◆ **AIM OF THE EXERCISE**:
Restate the records in full, keeping every word as it is.

◆ **MATERIAL SUPPLIED**:

+--

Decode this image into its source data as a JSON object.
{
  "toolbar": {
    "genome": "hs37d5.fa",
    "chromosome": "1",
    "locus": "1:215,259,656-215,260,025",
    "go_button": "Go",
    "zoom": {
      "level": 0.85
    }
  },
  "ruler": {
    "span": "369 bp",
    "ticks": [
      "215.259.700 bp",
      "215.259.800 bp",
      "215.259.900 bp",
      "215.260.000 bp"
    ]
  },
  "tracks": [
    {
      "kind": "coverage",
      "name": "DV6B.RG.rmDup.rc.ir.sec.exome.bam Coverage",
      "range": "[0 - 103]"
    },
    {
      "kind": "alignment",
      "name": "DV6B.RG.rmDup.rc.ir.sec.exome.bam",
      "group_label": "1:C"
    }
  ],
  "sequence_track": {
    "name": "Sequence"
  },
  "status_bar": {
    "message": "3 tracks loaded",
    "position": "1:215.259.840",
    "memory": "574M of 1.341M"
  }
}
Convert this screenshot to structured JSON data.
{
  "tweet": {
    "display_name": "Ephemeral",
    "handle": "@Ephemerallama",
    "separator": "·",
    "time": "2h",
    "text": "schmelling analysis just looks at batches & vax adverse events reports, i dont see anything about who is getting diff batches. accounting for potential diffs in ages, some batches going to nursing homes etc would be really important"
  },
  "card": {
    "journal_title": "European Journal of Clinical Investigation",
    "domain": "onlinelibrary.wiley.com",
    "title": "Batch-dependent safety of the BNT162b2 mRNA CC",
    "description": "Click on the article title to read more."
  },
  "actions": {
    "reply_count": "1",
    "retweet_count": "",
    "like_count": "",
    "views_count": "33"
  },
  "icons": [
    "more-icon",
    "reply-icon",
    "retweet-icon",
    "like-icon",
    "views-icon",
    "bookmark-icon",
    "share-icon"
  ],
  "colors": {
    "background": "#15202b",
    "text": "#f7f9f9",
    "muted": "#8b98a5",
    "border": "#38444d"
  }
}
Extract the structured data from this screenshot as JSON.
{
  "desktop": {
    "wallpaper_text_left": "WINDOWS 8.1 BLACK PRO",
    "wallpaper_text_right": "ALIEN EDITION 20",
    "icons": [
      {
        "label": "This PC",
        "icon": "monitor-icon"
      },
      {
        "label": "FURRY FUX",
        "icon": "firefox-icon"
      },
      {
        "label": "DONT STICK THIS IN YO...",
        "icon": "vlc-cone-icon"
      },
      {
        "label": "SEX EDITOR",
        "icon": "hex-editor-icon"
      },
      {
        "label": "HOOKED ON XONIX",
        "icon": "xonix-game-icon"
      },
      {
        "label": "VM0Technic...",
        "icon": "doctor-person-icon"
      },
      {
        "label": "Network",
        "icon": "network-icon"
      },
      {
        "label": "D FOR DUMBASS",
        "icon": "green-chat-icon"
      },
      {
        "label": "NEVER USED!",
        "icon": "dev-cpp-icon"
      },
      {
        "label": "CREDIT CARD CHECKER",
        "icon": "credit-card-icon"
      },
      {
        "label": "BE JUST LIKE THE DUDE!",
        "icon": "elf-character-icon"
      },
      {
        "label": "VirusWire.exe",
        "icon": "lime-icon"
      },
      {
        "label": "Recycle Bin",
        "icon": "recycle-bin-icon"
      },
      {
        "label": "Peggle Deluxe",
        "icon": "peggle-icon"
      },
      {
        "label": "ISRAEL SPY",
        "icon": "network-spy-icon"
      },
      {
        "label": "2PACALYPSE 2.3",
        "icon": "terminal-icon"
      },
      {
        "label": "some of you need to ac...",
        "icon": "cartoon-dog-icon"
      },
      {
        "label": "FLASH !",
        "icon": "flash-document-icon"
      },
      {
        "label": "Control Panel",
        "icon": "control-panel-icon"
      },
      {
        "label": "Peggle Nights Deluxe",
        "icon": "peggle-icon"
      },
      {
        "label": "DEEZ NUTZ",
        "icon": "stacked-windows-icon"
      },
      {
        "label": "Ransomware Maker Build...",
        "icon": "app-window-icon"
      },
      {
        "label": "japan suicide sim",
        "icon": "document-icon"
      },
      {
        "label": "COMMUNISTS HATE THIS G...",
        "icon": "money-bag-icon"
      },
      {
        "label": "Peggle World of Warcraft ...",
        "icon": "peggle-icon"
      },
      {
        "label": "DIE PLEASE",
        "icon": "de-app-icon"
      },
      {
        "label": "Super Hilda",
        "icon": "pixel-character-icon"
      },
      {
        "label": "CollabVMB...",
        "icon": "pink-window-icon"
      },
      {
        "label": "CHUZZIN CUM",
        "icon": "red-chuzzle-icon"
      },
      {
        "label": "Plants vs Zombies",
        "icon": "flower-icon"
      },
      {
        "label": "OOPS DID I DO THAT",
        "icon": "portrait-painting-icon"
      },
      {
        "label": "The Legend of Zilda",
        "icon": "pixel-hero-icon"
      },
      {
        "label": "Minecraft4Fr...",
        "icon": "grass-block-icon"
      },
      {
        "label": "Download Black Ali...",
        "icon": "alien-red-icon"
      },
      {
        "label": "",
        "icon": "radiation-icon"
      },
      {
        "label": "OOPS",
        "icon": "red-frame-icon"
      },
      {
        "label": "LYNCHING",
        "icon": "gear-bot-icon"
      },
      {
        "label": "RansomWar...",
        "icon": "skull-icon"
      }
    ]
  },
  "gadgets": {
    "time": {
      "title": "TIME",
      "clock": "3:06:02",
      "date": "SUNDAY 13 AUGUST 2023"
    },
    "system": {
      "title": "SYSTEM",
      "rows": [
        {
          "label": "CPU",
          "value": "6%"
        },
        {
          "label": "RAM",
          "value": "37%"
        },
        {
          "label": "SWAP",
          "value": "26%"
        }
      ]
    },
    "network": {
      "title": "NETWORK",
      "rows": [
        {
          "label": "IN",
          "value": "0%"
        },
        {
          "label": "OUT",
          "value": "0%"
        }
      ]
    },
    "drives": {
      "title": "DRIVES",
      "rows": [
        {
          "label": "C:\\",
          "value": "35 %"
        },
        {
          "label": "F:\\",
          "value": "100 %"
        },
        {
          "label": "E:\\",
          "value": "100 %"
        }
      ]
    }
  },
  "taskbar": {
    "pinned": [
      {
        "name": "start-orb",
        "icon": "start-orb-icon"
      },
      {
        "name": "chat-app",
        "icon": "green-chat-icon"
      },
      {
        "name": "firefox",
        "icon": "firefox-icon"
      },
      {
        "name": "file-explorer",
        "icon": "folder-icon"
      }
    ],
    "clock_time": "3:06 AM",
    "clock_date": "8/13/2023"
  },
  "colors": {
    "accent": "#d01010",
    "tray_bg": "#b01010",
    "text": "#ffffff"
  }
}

+--

◆ **RESPONSE AREA**:
Decode this image into its source data as a JSON object.
{
  "toolbar": {
    "genome": "hs37d5.fa",
    "chromosome": "1",
    "locus": "1:215,259,656-215,260,025",
    "go_button": "Go",
    "zoom": {
      "level": 0.85
    }
  },
  "ruler": {
    "span": "369 bp",
    "ticks": [
      "215.259.700 bp",
      "215.259.800 bp",
      "215.259.900 bp",
      "215.260.000 bp"
    ]
  },
  "tracks": [
    {
      "kind": "coverage",
      "name": "DV6B.RG.rmDup.rc.ir.sec.exome.bam Coverage",
      "range": "[0 - 103]"
    },
    {
      "kind": "alignment",
      "name": "DV6B.RG.rmDup.rc.ir.sec.exome.bam",
      "group_label": "1:C"
    }
  ],
  "sequence_track": {
    "name": "Sequence"
  },
  "status_bar": {
    "message": "3 tracks loaded",
    "position": "1:215.259.840",
    "memory": "574M of 1.341M"
  }
}
Convert this screenshot to structured JSON data.
{
  "tweet": {
    "display_name": "Ephemeral",
    "handle": "@Ephemerallama",
    "separator": "·",
    "time": "2h",
    "text": "schmelling analysis just looks at batches & vax adverse events reports, i dont see anything about who is getting diff batches. accounting for potential diffs in ages, some batches going to nursing homes etc would be really important"
  },
  "card": {
    "journal_title": "European Journal of Clinical Investigation",
    "domain": "onlinelibrary.wiley.com",
    "title": "Batch-dependent safety of the BNT162b2 mRNA CC",
    "description": "Click on the article title to read more."
  },
  "actions": {
    "reply_count": "1",
    "retweet_count": "",
    "like_count": "",
    "views_count": "33"
  },
  "icons": [
    "more-icon",
    "reply-icon",
    "retweet-icon",
    "like-icon",
    "views-icon",
    "bookmark-icon",
    "share-icon"
  ],
  "colors": {
    "background": "#15202b",
    "text": "#f7f9f9",
    "muted": "#8b98a5",
    "border": "#38444d"
  }
}
Extract the structured data from this screenshot as JSON.
{
  "desktop": {
    "wallpaper_text_left": "WINDOWS 8.1 BLACK PRO",
    "wallpaper_text_right": "ALIEN EDITION 20",
    "icons": [
      {
        "label": "This PC",
        "icon": "monitor-icon"
      },
      {
        "label": "FURRY FUX",
        "icon": "firefox-icon"
      },
      {
        "label": "DONT STICK THIS IN YO...",
        "icon": "vlc-cone-icon"
      },
      {
        "label": "SEX EDITOR",
        "icon": "hex-editor-icon"
      },
      {
        "label": "HOOKED ON XONIX",
        "icon": "xonix-game-icon"
      },
      {
        "label": "VM0Technic...",
        "icon": "doctor-person-icon"
      },
      {
        "label": "Network",
        "icon": "network-icon"
      },
      {
        "label": "D FOR DUMBASS",
        "icon": "green-chat-icon"
      },
      {
        "label": "NEVER USED!",
        "icon": "dev-cpp-icon"
      },
      {
        "label": "CREDIT CARD CHECKER",
        "icon": "credit-card-icon"
      },
      {
        "label": "BE JUST LIKE THE DUDE!",
        "icon": "elf-character-icon"
      },
      {
        "label": "VirusWire.exe",
        "icon": "lime-icon"
      },
      {
        "label": "Recycle Bin",
        "icon": "recycle-bin-icon"
      },
      {
        "label": "Peggle Deluxe",
        "icon": "peggle-icon"
      },
      {
        "label": "ISRAEL SPY",
        "icon": "network-spy-icon"
      },
      {
        "label": "2PACALYPSE 2.3",
        "icon": "terminal-icon"
      },
      {
        "label": "some of you need to ac...",
        "icon": "cartoon-dog-icon"
      },
      {
        "label": "FLASH !",
        "icon": "flash-document-icon"
      },
      {
        "label": "Control Panel",
        "icon": "control-panel-icon"
      },
      {
        "label": "Peggle Nights Deluxe",
        "icon": "peggle-icon"
      },
      {
        "label": "DEEZ NUTZ",
        "icon": "stacked-windows-icon"
      },
      {
        "label": "Ransomware Maker Build...",
        "icon": "app-window-icon"
      },
      {
        "label": "japan suicide sim",
        "icon": "document-icon"
      },
      {
        "label": "COMMUNISTS HATE THIS G...",
        "icon": "money-bag-icon"
      },
      {
        "label": "Peggle World of Warcraft ...",
        "icon": "peggle-icon"
      },
      {
        "label": "DIE PLEASE",
        "icon": "de-app-icon"
      },
      {
        "label": "Super Hilda",
        "icon": "pixel-character-icon"
      },
      {
        "label": "CollabVMB...",
        "icon": "pink-window-icon"
      },
      {
        "label": "CHUZZIN CUM",
        "icon": "red-chuzzle-icon"
      },
      {
        "label": "Plants vs Zombies",
        "icon": "flower-icon"
      },
      {
        "label": "OOPS DID I DO THAT",
        "icon": "portrait-painting-icon"
      },
      {
        "label": "The Legend of Zilda",
        "icon": "pixel-hero-icon"
      },
      {
        "label": "Minecraft4Fr...",
        "icon": "grass-block-icon"
      },
      {
        "label": "Download Black Ali...",
        "icon": "alien-red-icon"
      },
      {
        "label": "",
        "icon": "radiation-icon"
      },
      {
        "label": "OOPS",
        "icon": "red-frame-icon"
      },
      {
        "label": "LYNCHING",
        "icon": "gear-bot-icon"
      },
      {
        "label": "RansomWar...",
        "icon": "skull-icon"
      }
    ]
  },
  "gadgets": {
    "time": {
      "title": "TIME",
      "clock": "3:06:02",
      "date": "SUNDAY 13 AUGUST 2023"
    },
    "system": {
      "title": "SYSTEM",
      "rows": [
        {
          "label": "CPU",
          "value": "6%"
        },
        {
          "label": "RAM",
          "value": "37%"
        },
        {
          "label": "SWAP",
          "value": "26%"
        }
      ]
    },
    "network": {
      "title": "NETWORK",
      "rows": [
        {
          "label": "IN",
          "value": "0%"
        },
        {
          "label": "OUT",
          "value": "0%"
        }
      ]
    },
    "drives": {
      "title": "DRIVES",
      "rows": [
        {
          "label": "C:\\",
          "value": "35 %"
        },
        {
          "label": "F:\\",
          "value": "100 %"
        },
        {
          "label": "E:\\",
          "value": "100 %"
        }
      ]
    }
  },
  "taskbar": {
    "pinned": [
      {
        "name": "start-orb",
        "icon": "start-orb-icon"
      },
      {
        "name": "chat-app",
        "icon": "green-chat-icon"
      },
      {
        "name": "firefox",
        "icon": "firefox-icon"
      },
      {
        "name": "file-explorer",
        "icon": "folder-icon"
      }
    ],
    "clock_time": "3:06 AM",
    "clock_date": "8/13/2023"
  },
  "colors": {
    "accent": "#d01010",
    "tray_bg": "#b01010",
    "text": "#ffffff"
  }
}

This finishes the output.